● **TASK DIRECTIONS**:
Examine the material below. Gather every line in which the string "right" appears.

● **TASK DATA**:
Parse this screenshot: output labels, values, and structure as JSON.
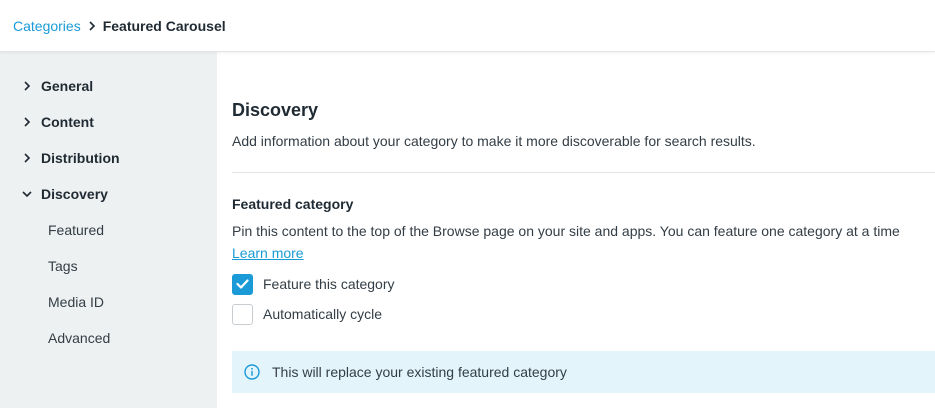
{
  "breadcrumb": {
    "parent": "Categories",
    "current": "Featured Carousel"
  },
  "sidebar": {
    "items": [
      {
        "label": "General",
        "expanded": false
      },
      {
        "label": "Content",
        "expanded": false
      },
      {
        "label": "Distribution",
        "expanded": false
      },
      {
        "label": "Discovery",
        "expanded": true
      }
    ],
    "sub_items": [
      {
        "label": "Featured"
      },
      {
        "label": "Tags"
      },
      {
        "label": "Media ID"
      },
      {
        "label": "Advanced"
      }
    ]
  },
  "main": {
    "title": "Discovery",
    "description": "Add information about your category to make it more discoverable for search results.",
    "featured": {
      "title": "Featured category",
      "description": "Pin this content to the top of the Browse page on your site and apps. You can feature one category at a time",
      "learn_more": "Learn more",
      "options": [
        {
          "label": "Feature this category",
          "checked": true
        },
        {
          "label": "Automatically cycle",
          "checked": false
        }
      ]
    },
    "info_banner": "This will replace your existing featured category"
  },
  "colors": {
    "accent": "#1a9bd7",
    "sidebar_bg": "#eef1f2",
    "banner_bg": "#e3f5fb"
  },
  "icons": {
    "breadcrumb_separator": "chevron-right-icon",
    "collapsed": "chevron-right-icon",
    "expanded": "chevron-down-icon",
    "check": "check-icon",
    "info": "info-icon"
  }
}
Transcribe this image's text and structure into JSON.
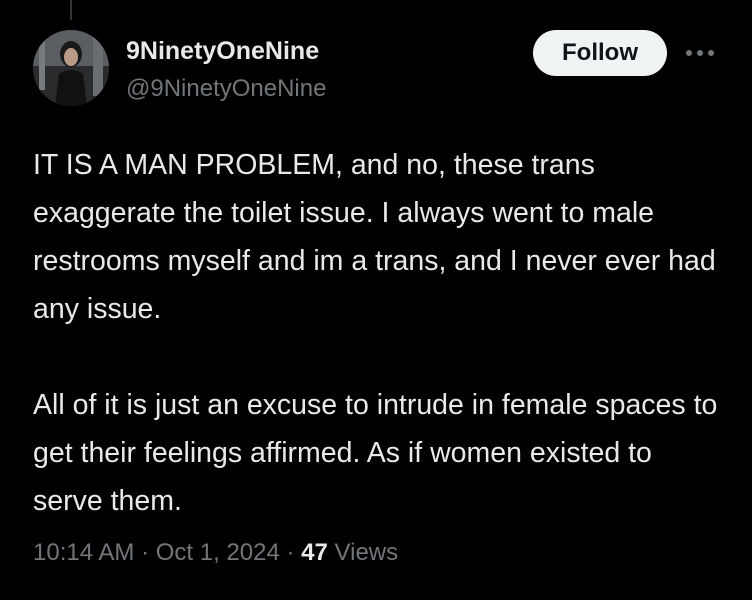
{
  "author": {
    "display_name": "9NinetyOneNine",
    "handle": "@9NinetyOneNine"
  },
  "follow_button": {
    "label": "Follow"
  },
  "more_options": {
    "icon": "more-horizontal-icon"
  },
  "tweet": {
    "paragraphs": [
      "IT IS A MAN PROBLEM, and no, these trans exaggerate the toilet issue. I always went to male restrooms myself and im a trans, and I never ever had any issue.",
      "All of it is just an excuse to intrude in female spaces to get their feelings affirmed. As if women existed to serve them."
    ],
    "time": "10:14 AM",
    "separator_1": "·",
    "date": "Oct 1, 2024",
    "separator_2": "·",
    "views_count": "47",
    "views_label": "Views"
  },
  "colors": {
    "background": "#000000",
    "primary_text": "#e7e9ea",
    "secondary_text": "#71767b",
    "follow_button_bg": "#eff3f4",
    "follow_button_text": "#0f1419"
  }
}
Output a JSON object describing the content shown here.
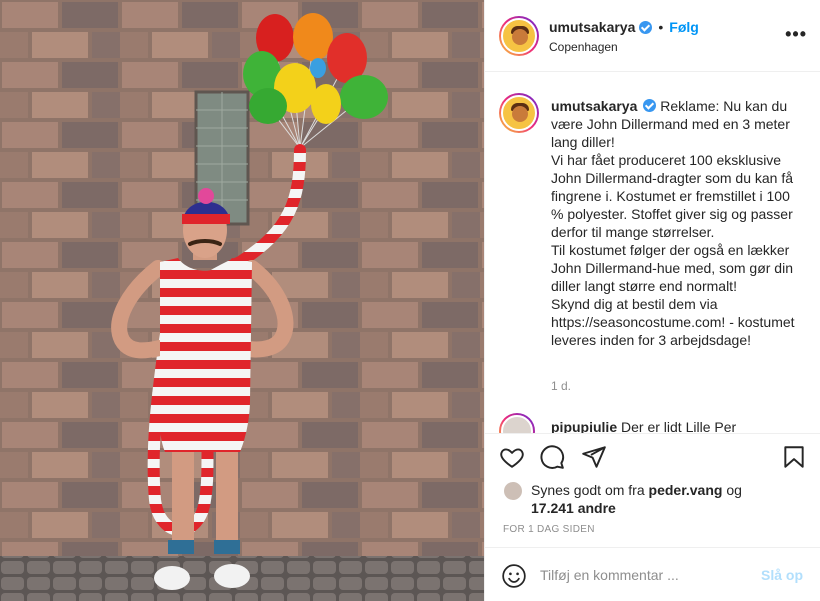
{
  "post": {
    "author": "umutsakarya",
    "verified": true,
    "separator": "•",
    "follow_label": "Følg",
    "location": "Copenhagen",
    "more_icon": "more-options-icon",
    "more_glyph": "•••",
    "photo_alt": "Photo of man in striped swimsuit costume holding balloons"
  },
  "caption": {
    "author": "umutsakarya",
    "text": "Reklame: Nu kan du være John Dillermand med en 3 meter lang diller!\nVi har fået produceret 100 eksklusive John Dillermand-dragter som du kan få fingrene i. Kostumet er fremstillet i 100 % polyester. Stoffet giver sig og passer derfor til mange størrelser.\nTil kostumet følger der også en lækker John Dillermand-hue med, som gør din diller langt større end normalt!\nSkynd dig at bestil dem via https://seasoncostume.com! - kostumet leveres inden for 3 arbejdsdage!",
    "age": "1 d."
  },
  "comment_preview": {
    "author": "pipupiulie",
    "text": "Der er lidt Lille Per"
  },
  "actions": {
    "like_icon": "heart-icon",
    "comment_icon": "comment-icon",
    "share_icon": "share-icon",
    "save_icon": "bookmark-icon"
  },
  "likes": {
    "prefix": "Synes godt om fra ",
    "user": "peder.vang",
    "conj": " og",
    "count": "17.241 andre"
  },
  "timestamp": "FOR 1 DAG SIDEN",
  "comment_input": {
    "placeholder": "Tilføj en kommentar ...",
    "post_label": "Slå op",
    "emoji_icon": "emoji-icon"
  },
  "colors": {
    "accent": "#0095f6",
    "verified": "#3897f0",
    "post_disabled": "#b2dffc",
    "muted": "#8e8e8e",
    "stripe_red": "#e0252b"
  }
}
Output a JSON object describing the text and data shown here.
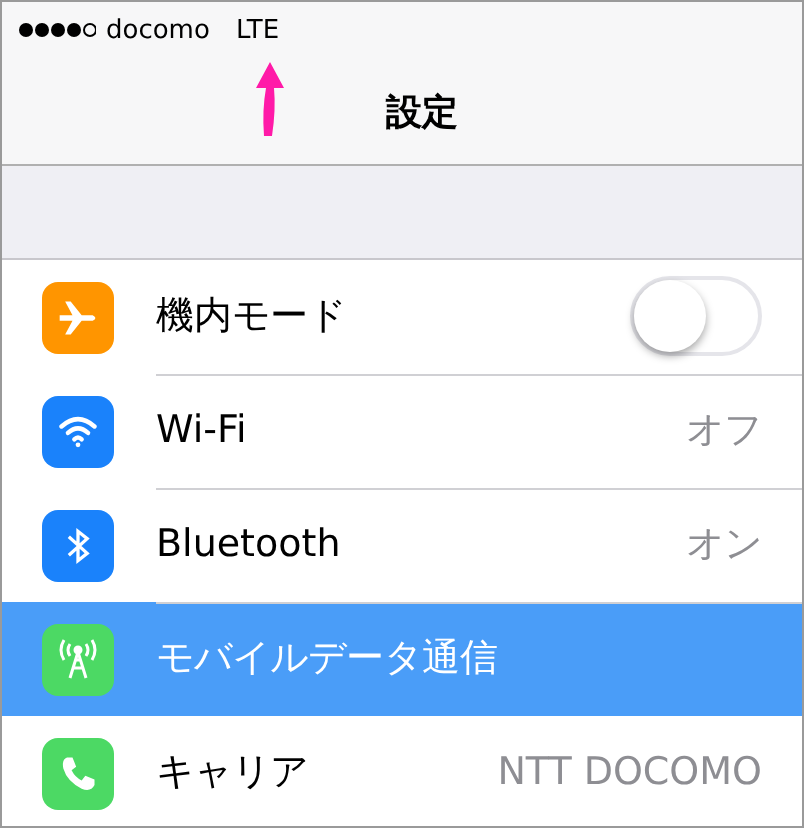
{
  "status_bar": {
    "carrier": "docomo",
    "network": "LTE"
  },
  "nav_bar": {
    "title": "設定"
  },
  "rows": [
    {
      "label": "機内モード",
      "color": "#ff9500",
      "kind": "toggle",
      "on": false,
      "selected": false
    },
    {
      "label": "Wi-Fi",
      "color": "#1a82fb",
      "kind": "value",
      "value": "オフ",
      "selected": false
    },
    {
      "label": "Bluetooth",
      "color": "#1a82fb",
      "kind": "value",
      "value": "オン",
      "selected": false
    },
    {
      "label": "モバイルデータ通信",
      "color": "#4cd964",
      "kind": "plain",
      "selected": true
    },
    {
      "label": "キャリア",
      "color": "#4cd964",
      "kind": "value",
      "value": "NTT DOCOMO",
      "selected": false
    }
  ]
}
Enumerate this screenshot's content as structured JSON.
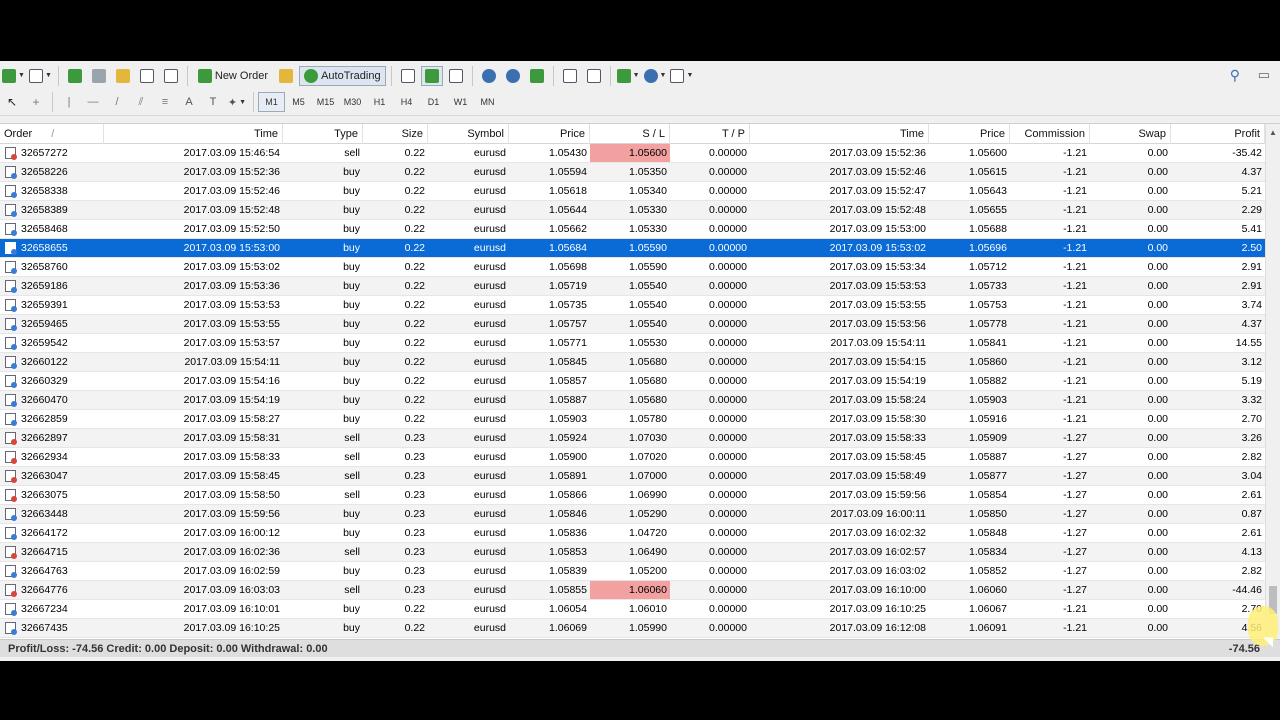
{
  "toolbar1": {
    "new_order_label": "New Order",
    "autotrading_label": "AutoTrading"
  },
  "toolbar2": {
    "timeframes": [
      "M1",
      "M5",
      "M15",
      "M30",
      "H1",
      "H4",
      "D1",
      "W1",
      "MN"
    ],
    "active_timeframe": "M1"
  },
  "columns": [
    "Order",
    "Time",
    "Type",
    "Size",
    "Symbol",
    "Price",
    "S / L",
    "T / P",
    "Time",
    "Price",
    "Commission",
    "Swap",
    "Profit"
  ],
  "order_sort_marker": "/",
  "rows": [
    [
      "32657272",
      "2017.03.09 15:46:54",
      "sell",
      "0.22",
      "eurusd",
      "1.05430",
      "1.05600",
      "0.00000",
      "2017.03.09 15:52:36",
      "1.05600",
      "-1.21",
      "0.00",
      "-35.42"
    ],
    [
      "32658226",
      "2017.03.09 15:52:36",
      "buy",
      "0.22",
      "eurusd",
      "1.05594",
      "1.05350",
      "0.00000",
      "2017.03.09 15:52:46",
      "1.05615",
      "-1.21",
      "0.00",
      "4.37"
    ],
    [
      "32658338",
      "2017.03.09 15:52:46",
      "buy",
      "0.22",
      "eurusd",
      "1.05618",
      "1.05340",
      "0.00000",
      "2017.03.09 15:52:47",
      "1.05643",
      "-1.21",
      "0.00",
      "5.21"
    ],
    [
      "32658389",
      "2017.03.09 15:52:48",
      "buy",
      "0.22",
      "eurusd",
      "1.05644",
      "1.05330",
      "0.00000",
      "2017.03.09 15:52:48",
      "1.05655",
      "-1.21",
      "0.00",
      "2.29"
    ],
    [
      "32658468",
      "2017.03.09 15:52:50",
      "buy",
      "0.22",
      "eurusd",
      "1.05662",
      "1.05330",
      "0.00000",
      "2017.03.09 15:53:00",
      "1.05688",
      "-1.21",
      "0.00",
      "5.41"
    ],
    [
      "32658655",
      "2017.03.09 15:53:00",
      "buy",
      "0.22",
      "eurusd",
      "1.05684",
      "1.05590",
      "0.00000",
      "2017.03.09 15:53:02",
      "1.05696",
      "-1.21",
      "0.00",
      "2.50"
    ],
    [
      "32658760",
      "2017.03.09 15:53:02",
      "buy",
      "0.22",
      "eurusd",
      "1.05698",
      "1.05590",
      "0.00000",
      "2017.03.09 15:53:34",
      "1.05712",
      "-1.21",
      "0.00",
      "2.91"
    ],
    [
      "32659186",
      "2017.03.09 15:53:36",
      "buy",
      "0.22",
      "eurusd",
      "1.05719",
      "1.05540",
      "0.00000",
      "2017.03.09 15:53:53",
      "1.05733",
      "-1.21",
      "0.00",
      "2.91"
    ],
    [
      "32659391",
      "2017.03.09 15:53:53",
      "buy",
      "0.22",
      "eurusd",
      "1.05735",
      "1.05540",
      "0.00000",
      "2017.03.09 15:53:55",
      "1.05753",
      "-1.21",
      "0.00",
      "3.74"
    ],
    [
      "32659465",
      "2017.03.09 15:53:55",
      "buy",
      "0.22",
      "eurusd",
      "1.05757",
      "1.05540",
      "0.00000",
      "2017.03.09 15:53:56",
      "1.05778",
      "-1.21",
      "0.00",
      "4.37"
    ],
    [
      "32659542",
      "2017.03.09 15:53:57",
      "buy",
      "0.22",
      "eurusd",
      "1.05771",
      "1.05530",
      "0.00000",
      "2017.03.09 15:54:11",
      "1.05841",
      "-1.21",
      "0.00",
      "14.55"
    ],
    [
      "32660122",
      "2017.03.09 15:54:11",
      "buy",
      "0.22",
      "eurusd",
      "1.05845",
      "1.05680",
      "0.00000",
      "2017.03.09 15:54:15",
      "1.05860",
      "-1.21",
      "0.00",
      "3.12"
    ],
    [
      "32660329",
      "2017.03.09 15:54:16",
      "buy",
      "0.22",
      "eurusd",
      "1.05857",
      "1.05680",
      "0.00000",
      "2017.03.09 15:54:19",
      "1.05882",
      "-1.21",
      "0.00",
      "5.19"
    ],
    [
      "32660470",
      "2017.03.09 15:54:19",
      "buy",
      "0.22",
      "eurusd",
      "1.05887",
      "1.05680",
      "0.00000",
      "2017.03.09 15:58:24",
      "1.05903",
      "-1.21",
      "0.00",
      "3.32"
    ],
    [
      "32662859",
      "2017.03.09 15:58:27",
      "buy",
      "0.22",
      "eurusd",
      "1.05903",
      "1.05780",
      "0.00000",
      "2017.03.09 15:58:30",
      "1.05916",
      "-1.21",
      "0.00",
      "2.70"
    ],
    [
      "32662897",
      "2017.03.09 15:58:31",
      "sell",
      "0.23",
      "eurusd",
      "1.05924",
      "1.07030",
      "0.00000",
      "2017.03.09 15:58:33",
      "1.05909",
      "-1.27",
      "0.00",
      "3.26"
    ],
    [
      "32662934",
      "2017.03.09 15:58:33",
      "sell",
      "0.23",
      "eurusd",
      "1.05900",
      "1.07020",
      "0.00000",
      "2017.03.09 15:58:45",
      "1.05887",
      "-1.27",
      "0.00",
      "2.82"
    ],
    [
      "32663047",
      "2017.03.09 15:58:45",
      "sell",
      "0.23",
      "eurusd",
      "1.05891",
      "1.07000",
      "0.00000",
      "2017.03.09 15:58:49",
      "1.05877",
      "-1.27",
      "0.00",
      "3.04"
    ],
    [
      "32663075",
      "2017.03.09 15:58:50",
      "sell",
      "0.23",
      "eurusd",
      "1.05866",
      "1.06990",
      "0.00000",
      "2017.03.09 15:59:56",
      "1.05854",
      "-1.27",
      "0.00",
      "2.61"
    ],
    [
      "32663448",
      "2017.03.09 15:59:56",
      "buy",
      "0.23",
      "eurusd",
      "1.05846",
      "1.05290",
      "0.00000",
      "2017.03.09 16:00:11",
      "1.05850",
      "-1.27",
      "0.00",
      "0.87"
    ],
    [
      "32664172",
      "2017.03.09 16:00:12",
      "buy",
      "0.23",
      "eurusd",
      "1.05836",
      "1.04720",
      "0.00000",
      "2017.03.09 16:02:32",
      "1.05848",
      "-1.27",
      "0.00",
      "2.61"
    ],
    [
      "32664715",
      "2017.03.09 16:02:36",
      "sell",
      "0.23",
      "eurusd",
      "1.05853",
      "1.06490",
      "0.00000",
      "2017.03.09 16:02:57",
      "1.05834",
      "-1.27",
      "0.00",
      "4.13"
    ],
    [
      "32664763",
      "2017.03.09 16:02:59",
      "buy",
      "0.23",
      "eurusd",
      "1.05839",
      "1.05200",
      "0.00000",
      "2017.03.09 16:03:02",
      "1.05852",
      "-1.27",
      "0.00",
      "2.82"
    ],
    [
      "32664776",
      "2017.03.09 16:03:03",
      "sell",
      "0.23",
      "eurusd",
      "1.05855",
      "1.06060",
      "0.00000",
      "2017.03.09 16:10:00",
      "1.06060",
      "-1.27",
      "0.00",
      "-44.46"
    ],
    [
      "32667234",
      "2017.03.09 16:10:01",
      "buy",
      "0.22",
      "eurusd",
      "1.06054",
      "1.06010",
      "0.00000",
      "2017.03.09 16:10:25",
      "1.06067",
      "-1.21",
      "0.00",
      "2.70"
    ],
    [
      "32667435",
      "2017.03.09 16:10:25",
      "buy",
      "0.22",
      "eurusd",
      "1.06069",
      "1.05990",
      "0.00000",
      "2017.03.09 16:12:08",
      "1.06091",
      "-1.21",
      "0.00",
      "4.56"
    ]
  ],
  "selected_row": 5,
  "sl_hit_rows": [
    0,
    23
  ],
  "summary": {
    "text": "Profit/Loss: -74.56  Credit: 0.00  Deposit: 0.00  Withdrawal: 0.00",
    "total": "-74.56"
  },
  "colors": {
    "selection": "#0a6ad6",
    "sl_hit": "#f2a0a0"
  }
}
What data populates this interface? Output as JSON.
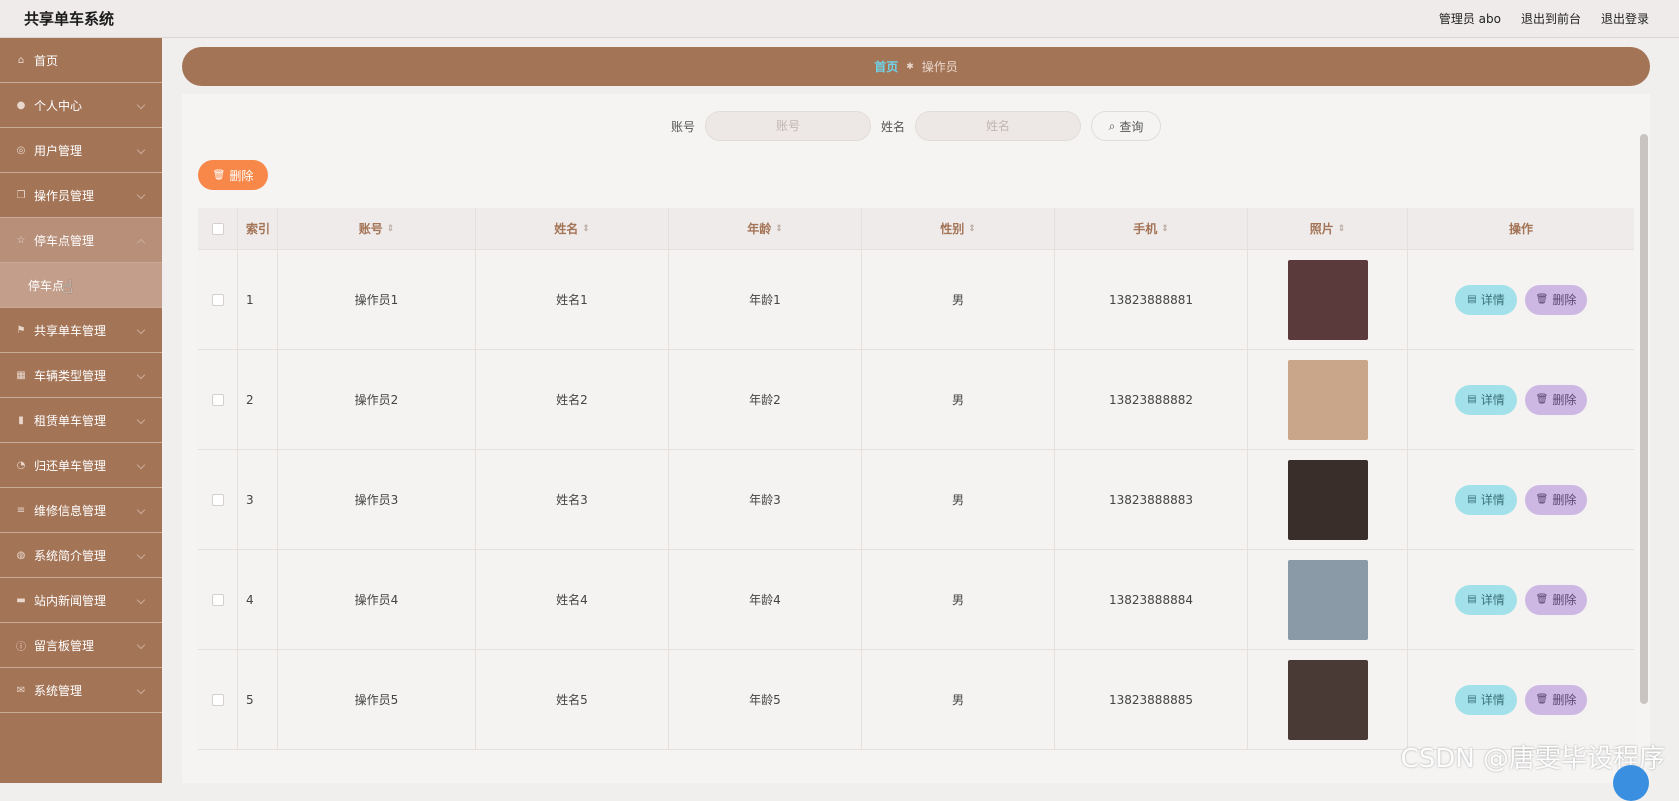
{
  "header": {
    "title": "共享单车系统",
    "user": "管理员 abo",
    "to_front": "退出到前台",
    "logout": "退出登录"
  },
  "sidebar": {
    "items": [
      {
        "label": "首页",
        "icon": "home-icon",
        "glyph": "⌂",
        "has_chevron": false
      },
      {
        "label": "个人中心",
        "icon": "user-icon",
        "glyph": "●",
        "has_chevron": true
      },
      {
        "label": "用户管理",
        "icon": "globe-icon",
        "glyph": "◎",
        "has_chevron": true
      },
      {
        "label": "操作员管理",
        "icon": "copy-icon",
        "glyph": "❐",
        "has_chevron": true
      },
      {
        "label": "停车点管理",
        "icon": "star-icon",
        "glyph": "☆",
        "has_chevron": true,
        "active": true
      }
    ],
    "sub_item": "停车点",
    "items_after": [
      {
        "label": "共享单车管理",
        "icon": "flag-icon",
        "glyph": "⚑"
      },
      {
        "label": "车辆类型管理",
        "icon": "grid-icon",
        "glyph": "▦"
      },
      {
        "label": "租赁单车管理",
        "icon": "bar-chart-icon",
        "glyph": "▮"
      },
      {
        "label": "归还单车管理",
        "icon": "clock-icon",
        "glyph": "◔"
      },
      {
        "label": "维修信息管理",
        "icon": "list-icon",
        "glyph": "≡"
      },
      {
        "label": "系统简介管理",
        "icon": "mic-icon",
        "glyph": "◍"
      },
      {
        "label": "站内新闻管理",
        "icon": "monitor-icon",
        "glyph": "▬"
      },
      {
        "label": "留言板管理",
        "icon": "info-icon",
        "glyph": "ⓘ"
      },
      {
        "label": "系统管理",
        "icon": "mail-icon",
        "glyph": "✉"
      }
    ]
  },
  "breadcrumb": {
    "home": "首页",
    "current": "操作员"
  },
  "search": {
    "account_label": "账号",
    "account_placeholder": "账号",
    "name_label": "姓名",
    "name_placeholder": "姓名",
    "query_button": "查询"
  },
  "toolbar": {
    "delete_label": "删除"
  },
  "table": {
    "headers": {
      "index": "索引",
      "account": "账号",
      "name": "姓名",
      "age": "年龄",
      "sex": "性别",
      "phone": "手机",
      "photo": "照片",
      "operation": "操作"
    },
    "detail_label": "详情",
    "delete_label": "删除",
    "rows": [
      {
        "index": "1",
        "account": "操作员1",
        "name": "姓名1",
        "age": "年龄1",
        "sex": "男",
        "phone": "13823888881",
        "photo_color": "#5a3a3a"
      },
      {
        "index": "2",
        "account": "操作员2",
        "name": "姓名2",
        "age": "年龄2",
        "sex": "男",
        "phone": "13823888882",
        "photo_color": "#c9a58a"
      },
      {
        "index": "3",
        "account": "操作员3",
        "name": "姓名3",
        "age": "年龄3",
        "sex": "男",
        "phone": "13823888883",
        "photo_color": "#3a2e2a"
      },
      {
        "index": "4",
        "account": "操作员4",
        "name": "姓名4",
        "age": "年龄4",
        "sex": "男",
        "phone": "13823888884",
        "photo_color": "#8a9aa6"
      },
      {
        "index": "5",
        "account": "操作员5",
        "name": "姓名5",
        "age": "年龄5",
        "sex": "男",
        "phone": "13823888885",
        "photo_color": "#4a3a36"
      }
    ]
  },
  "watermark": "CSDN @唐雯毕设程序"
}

● **THE ANSWER**:
    "breadcrumb_separator": "chevron-right-icon",
    "collapsed": "chevron-right-icon",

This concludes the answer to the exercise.